▸ Required task: Where the data below has the string "email", return the whole line.

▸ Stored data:
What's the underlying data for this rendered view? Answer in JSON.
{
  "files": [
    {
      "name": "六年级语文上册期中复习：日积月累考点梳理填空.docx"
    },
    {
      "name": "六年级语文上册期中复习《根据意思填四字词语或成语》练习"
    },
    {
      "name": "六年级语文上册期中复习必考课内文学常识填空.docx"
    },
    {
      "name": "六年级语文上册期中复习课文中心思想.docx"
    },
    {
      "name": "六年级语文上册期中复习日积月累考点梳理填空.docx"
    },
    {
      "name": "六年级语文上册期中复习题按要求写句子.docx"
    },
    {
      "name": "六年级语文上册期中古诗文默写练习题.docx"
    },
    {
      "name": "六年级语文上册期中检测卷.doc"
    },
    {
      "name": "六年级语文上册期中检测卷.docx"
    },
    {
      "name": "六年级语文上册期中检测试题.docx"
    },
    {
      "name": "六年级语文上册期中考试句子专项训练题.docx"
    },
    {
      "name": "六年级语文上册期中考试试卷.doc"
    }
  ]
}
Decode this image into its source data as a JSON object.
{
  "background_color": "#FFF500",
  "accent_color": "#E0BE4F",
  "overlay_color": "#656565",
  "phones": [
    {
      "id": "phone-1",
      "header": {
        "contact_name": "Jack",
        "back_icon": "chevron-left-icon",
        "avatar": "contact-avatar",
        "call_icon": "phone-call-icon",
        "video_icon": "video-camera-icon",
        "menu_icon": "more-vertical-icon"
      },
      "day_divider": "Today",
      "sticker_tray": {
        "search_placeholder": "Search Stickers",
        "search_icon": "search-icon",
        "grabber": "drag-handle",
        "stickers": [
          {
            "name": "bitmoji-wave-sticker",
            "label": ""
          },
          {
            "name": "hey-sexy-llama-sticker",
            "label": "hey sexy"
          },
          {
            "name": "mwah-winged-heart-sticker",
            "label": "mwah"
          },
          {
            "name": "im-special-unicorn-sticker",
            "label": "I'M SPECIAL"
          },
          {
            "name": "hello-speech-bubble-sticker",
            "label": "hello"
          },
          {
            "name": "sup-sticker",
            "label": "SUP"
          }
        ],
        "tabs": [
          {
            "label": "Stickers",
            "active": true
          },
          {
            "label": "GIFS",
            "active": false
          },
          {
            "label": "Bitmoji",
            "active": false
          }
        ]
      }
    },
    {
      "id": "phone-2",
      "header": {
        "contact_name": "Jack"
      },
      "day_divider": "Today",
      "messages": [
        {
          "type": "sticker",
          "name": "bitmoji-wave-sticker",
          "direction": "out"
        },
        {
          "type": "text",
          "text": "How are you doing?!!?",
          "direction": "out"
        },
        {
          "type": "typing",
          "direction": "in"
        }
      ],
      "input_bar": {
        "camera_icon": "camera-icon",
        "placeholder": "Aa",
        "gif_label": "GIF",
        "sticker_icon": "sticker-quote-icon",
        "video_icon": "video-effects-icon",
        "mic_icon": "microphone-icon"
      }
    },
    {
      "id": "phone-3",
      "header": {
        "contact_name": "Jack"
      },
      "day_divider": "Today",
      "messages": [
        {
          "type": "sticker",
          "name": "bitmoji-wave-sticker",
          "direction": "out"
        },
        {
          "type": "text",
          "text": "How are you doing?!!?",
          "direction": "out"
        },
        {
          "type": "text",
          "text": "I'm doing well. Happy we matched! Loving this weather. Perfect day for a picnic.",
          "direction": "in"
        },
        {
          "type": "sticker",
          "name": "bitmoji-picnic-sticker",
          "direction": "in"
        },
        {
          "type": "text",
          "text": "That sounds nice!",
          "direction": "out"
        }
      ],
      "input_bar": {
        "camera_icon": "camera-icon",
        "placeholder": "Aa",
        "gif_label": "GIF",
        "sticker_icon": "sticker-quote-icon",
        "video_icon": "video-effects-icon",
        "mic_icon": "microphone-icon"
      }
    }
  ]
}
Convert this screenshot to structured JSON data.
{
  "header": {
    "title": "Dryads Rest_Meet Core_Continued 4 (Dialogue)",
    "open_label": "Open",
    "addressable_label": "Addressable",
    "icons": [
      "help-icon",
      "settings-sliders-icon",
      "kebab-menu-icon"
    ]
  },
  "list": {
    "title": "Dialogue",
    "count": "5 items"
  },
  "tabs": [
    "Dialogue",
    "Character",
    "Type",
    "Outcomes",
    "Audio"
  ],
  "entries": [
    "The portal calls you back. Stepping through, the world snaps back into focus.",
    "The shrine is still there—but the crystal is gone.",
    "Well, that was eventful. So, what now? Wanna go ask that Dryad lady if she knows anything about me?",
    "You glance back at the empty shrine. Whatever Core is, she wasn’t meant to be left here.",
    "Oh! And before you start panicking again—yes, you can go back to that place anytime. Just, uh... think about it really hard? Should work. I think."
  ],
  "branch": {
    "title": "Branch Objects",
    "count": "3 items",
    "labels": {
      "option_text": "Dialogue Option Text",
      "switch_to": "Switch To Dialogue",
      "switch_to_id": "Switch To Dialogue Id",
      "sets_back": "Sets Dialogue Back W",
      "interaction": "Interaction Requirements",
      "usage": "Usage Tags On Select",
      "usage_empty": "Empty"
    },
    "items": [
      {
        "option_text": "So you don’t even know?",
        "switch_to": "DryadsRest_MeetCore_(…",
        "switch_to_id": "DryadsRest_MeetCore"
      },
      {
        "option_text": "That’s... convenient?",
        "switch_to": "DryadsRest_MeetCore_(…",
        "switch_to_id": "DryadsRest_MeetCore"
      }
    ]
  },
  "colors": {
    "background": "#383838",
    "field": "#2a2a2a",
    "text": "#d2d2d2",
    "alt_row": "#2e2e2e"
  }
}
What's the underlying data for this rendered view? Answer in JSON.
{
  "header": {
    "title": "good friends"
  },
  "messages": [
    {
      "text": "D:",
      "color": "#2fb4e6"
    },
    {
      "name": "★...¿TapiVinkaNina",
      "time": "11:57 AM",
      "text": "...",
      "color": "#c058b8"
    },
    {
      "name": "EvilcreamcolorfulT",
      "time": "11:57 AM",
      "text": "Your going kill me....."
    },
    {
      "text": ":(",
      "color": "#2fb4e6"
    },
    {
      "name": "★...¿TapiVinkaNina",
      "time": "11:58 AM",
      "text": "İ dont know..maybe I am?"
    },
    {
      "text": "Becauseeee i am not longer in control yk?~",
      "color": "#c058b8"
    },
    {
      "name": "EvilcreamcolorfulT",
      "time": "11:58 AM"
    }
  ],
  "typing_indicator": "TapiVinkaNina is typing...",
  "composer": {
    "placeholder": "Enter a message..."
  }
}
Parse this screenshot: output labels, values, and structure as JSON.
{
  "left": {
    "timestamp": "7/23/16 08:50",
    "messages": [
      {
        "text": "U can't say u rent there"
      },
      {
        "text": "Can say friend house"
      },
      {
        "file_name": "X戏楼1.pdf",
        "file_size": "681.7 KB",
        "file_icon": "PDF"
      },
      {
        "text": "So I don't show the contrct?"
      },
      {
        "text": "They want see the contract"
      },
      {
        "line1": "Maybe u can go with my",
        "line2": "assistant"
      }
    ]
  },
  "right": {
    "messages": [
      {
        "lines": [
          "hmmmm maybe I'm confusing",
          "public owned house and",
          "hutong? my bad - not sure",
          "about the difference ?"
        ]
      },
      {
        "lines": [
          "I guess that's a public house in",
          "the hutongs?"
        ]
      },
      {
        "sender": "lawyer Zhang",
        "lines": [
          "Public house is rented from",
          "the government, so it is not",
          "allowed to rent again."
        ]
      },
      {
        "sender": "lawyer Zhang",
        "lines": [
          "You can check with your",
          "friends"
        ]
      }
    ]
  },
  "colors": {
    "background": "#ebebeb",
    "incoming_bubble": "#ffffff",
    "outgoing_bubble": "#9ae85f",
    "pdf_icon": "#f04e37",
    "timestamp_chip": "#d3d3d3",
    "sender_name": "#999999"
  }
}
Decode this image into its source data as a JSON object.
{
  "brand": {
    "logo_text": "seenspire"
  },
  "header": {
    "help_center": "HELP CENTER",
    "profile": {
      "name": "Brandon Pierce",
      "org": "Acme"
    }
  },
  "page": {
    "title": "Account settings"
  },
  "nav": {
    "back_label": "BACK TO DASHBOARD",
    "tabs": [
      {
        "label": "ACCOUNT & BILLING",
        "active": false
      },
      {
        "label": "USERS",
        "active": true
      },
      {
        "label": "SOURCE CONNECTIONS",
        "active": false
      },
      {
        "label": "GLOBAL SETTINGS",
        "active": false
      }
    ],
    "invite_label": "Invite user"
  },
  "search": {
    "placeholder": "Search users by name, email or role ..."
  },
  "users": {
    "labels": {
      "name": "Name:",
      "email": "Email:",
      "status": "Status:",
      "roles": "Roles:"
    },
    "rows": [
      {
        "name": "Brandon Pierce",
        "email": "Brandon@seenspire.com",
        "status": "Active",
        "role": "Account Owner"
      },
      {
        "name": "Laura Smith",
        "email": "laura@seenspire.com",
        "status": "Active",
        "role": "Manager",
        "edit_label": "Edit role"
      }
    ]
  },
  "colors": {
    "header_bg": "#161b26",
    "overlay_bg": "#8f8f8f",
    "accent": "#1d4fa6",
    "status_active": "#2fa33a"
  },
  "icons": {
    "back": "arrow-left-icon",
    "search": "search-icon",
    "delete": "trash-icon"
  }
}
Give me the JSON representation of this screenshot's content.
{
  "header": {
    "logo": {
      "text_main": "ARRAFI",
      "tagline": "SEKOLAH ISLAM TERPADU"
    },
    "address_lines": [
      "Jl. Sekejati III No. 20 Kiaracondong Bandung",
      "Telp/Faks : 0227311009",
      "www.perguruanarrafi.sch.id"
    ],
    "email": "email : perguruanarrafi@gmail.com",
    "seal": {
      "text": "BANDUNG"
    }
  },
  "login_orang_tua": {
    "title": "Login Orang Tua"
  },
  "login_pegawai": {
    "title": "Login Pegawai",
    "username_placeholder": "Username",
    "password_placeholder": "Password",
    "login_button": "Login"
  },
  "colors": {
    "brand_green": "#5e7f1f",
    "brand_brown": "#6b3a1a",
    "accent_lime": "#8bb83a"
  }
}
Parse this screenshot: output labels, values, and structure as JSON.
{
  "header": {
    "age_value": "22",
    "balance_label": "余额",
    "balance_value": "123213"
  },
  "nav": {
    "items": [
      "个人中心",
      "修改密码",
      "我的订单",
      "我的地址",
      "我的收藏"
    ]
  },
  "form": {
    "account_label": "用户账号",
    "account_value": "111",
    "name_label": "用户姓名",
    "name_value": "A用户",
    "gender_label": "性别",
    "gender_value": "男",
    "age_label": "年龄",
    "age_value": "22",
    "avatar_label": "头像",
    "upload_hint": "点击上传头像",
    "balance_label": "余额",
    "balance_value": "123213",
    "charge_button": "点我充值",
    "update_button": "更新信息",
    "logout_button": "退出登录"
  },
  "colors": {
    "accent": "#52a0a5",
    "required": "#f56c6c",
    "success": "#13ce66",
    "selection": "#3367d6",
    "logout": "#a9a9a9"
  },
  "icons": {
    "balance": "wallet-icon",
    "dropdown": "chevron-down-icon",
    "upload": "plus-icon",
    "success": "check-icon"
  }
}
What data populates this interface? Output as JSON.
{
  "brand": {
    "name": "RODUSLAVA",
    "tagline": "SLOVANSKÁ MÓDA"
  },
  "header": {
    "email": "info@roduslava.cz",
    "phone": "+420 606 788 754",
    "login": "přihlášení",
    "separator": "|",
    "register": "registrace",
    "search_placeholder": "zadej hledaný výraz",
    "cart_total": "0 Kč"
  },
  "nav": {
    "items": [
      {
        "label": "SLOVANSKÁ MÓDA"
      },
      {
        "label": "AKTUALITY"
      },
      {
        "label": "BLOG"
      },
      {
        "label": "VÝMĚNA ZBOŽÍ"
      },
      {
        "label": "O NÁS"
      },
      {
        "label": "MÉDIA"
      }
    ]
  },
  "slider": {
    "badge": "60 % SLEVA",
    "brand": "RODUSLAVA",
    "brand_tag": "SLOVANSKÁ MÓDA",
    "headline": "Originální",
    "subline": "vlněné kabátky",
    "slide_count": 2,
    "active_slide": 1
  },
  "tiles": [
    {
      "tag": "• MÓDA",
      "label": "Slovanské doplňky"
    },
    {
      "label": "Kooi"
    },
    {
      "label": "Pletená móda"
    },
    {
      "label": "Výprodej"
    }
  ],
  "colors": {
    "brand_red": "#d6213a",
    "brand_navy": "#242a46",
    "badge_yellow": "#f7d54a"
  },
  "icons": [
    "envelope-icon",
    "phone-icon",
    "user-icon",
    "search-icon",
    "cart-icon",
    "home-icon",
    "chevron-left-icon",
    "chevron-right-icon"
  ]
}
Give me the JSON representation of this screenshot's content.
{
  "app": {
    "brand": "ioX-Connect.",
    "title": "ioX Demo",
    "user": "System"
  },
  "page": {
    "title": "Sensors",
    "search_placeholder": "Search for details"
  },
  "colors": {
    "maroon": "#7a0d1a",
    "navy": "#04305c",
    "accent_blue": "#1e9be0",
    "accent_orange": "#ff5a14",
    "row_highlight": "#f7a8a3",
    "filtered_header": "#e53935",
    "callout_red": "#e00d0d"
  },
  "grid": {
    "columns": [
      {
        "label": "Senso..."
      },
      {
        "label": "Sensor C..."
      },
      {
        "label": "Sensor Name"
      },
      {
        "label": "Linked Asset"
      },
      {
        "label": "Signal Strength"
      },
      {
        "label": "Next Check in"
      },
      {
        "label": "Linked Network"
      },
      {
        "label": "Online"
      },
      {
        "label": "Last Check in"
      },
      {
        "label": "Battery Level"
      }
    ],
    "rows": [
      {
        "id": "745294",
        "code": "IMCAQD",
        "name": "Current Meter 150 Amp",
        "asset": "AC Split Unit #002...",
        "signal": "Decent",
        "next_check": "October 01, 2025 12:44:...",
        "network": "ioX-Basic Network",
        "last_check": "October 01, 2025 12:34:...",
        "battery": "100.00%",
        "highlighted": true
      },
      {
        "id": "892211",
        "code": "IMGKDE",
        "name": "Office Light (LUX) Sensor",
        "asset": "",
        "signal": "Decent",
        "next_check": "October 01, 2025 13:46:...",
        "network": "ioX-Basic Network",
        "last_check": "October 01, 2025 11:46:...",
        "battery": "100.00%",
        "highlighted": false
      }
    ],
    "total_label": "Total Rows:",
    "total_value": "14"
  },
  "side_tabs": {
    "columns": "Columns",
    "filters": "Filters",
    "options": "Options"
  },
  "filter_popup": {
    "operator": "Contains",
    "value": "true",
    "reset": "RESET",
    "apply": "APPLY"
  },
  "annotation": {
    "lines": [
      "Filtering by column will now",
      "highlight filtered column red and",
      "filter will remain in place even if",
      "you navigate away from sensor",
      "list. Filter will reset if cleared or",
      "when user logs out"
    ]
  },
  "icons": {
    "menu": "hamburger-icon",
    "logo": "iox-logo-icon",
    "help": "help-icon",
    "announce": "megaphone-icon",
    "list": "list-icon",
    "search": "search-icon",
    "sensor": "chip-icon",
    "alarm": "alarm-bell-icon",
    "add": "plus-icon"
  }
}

▸ Exercise solution:
    "placeholder": "Search users by name, email or role ..."
      "email": "Email:",
        "email": "Brandon@seenspire.com",
        "email": "laura@seenspire.com",
    "email": "email : perguruanarrafi@gmail.com",
    "email": "info@roduslava.cz",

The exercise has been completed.